▶ [Prompt]:
Copy every line of the records that contains the word "title", treating uppercase and lowercase as different.

[START Extracted material]

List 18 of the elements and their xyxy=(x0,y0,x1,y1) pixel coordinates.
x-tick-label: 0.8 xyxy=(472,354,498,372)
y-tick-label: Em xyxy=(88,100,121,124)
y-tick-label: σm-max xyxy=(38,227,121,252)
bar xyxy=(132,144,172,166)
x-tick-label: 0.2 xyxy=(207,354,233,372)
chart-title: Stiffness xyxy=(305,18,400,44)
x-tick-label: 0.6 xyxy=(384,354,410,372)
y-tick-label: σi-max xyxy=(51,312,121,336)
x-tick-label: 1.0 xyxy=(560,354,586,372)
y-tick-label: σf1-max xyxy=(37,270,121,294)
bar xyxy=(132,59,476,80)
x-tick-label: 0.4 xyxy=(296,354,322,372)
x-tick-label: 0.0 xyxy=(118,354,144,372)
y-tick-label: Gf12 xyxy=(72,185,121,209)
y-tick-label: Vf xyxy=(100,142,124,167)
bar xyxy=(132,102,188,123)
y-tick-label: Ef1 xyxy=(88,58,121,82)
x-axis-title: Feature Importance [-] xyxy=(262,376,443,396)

[END Extracted material]

▶ [Exercise answer]:
chart-title: Stiffness xyxy=(305,18,400,44)
x-axis-title: Feature Importance [-] xyxy=(262,376,443,396)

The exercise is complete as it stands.